- _INSTRUCTIONS TO FOLLOW_
Print the entries that appear below, exactly as written and without their pictures.

- _TASK MATERIAL_
= = = = = = =

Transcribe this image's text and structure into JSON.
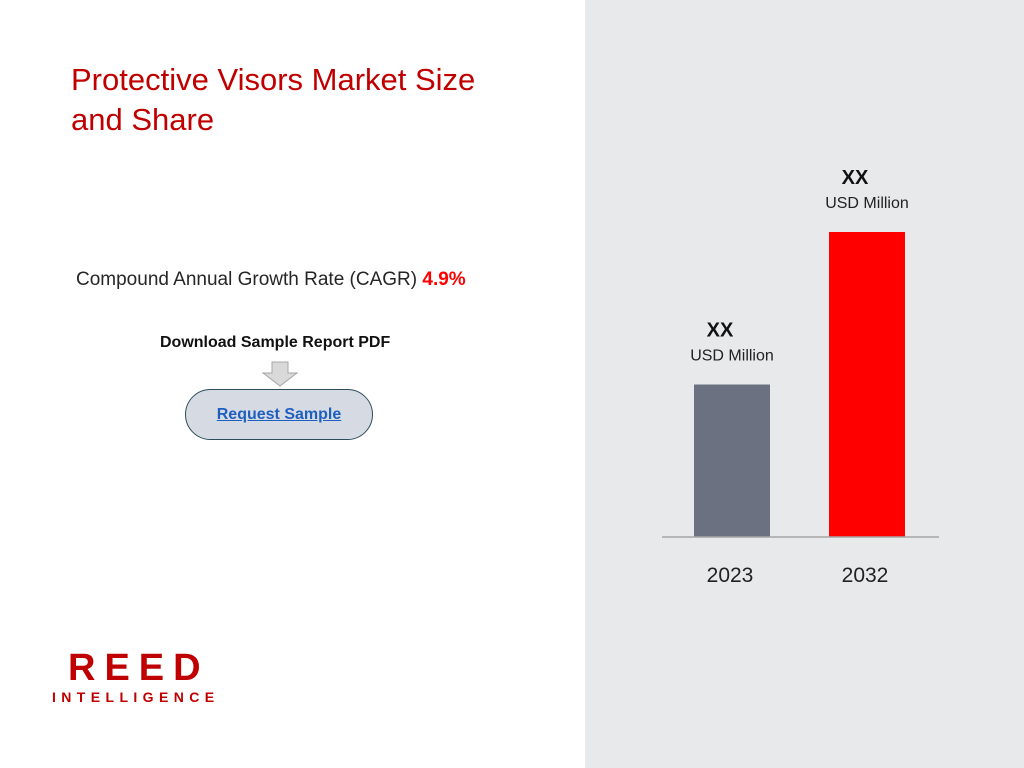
{
  "header": {
    "title": "Protective Visors Market Size and Share"
  },
  "cagr": {
    "label": "Compound Annual Growth Rate (CAGR)",
    "value": "4.9%"
  },
  "download": {
    "label": "Download Sample Report PDF",
    "button_label": "Request Sample"
  },
  "logo": {
    "main": "REED",
    "sub": "INTELLIGENCE"
  },
  "colors": {
    "accent": "#c00000",
    "bar_2023": "#6b7180",
    "bar_2032": "#ff0000",
    "right_panel": "#e8e9eb"
  },
  "chart_data": {
    "type": "bar",
    "categories": [
      "2023",
      "2032"
    ],
    "values": [
      50,
      100
    ],
    "value_labels": [
      "XX",
      "XX"
    ],
    "unit_labels": [
      "USD Million",
      "USD Million"
    ],
    "colors": [
      "#6b7180",
      "#ff0000"
    ],
    "title": "",
    "xlabel": "",
    "ylabel": "",
    "ylim": [
      0,
      100
    ],
    "grid": false
  }
}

= = = = = = =

- _EXERCISE OUTPUT_
Transcribe this image's text and structure into JSON.
{
  "header": {
    "title": "Protective Visors Market Size and Share"
  },
  "cagr": {
    "label": "Compound Annual Growth Rate (CAGR)",
    "value": "4.9%"
  },
  "download": {
    "label": "Download Sample Report PDF",
    "button_label": "Request Sample"
  },
  "logo": {
    "main": "REED",
    "sub": "INTELLIGENCE"
  },
  "colors": {
    "accent": "#c00000",
    "bar_2023": "#6b7180",
    "bar_2032": "#ff0000",
    "right_panel": "#e8e9eb"
  },
  "chart_data": {
    "type": "bar",
    "categories": [
      "2023",
      "2032"
    ],
    "values": [
      50,
      100
    ],
    "value_labels": [
      "XX",
      "XX"
    ],
    "unit_labels": [
      "USD Million",
      "USD Million"
    ],
    "colors": [
      "#6b7180",
      "#ff0000"
    ],
    "title": "",
    "xlabel": "",
    "ylabel": "",
    "ylim": [
      0,
      100
    ],
    "grid": false
  }
}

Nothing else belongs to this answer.